Dataset extract:
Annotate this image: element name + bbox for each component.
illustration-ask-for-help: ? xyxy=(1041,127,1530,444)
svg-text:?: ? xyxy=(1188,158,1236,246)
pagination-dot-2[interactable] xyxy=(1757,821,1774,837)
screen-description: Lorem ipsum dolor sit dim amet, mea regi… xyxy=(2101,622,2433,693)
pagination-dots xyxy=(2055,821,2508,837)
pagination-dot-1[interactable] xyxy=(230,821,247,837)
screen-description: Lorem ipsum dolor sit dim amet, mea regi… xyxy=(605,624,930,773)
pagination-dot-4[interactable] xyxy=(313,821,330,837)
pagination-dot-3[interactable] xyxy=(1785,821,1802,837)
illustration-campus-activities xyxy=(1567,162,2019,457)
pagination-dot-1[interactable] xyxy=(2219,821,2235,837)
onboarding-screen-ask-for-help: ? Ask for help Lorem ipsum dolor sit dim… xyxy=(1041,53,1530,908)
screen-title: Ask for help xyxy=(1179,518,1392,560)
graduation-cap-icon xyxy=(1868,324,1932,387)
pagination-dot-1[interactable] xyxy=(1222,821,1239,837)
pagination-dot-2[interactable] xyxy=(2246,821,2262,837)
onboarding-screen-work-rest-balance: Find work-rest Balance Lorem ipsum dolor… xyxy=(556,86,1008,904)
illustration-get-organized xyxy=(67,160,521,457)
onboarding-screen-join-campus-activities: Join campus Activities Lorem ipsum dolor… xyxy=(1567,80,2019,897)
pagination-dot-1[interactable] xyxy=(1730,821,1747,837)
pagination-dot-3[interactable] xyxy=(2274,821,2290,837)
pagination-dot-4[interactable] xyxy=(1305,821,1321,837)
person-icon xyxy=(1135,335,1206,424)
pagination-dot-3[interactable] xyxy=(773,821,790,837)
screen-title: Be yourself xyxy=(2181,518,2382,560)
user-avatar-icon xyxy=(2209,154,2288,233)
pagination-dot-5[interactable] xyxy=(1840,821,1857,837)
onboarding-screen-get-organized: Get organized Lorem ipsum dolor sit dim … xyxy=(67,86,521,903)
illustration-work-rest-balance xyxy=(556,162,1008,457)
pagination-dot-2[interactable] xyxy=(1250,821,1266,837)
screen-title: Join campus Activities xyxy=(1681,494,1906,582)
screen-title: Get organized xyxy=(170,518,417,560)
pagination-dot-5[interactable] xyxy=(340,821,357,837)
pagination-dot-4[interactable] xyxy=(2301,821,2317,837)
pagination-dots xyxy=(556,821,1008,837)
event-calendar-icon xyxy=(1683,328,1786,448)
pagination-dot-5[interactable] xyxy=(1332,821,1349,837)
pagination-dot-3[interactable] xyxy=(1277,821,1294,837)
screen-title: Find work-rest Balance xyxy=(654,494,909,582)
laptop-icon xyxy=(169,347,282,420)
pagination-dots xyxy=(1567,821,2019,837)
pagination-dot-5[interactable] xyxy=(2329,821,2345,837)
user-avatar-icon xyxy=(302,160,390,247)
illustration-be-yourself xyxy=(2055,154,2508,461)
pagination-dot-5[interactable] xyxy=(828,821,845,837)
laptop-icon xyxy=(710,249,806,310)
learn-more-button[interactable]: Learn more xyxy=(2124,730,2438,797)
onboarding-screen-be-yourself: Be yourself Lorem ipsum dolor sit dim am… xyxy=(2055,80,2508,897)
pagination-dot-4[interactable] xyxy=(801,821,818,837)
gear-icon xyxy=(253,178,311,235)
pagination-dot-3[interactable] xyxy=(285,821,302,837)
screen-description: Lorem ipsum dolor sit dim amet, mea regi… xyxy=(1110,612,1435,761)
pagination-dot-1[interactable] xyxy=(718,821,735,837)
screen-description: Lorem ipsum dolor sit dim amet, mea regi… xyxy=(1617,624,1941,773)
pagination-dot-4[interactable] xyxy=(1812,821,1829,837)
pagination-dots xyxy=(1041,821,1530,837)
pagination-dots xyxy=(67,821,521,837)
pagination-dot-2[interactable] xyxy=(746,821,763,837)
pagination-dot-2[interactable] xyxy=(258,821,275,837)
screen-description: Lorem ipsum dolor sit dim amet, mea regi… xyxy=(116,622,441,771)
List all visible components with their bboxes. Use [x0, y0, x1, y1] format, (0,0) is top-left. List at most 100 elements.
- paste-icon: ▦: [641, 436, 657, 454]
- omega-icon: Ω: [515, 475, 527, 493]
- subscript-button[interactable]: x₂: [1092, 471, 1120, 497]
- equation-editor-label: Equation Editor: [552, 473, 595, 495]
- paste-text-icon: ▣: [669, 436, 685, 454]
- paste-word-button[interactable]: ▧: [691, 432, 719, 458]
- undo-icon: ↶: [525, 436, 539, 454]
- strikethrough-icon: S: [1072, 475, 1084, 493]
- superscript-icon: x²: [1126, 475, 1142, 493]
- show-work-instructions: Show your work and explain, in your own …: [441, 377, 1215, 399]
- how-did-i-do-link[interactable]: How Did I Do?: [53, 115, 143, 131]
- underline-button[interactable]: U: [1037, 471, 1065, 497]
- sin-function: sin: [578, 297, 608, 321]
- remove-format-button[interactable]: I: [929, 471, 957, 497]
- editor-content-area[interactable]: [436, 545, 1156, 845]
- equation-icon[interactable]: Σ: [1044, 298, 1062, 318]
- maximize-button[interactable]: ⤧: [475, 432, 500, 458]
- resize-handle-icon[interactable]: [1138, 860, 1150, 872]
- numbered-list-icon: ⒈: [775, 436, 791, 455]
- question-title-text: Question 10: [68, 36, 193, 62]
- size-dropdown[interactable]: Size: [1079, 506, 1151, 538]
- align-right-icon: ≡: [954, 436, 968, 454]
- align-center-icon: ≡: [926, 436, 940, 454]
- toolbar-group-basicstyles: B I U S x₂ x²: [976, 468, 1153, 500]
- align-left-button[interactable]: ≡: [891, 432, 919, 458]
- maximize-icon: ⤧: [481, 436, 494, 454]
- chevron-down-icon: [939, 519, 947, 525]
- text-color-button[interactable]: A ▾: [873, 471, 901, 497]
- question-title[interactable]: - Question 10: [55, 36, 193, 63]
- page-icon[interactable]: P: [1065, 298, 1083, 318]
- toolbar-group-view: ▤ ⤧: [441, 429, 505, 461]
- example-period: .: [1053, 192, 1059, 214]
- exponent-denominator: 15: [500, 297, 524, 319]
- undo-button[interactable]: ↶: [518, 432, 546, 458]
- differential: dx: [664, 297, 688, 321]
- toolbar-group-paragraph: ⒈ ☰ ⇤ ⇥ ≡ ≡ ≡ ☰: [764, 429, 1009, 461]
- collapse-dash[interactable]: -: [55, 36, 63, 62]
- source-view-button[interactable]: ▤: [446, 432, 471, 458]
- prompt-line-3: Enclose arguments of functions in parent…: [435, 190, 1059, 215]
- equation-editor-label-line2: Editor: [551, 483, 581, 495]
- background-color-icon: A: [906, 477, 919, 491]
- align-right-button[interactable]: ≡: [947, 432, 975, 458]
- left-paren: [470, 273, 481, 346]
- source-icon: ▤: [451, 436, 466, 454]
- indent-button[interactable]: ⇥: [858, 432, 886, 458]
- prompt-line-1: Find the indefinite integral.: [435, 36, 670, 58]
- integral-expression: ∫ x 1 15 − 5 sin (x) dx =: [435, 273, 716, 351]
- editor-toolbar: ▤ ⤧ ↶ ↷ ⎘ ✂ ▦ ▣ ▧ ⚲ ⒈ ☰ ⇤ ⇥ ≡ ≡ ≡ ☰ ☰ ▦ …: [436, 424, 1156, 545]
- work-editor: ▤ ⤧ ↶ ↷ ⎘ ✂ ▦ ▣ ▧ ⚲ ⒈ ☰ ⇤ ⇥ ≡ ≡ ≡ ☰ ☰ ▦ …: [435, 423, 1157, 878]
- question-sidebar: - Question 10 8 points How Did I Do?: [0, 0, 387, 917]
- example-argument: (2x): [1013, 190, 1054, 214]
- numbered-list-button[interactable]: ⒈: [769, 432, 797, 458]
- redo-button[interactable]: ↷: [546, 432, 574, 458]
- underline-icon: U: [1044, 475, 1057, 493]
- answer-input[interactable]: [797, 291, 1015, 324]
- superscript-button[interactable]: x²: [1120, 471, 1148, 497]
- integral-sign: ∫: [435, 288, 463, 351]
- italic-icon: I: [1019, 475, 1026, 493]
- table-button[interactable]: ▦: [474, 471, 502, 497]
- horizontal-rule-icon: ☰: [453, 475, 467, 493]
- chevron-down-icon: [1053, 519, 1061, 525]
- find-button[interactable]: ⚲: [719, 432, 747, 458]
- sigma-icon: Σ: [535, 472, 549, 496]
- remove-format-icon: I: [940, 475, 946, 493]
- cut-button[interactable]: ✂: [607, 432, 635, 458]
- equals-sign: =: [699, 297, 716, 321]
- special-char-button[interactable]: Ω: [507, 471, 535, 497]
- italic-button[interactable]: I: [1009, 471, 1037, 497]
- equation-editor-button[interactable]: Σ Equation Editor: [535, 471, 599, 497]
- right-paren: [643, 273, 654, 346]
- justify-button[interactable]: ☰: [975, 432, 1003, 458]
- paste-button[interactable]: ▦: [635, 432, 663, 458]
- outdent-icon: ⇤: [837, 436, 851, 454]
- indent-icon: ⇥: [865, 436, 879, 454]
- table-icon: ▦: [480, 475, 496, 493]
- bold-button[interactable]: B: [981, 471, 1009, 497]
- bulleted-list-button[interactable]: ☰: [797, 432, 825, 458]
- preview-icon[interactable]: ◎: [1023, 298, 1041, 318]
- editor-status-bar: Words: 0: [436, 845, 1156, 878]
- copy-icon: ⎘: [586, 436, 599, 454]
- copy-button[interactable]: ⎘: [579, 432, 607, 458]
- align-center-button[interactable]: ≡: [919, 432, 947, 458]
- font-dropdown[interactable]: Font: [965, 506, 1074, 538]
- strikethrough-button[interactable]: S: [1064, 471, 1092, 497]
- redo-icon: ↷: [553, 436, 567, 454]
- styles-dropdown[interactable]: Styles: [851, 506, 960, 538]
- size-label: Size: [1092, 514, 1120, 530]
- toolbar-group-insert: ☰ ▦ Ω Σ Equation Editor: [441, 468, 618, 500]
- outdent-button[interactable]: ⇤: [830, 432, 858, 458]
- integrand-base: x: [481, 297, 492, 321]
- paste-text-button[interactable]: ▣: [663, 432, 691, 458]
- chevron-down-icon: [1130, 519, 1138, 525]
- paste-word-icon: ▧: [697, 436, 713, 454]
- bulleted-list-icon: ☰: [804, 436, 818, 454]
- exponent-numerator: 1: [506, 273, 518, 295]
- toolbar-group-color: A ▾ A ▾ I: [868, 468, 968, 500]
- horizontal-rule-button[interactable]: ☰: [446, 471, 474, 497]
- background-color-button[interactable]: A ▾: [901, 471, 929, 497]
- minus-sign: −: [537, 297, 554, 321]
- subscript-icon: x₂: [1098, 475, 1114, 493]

Exercise: Copy the data from its first line through the line containing "pagination-dot-1[interactable] xyxy=(2219,821,2235,837)", and change each "screen-description" to "onboarding-text" while leaving the rest untouched.

Exercise response:
Annotate this image: element name + bbox for each component.
illustration-ask-for-help: ? xyxy=(1041,127,1530,444)
svg-text:?: ? xyxy=(1188,158,1236,246)
pagination-dot-2[interactable] xyxy=(1757,821,1774,837)
onboarding-text: Lorem ipsum dolor sit dim amet, mea regi… xyxy=(2101,622,2433,693)
pagination-dots xyxy=(2055,821,2508,837)
pagination-dot-1[interactable] xyxy=(230,821,247,837)
onboarding-text: Lorem ipsum dolor sit dim amet, mea regi… xyxy=(605,624,930,773)
pagination-dot-4[interactable] xyxy=(313,821,330,837)
pagination-dot-3[interactable] xyxy=(1785,821,1802,837)
illustration-campus-activities xyxy=(1567,162,2019,457)
pagination-dot-1[interactable] xyxy=(2219,821,2235,837)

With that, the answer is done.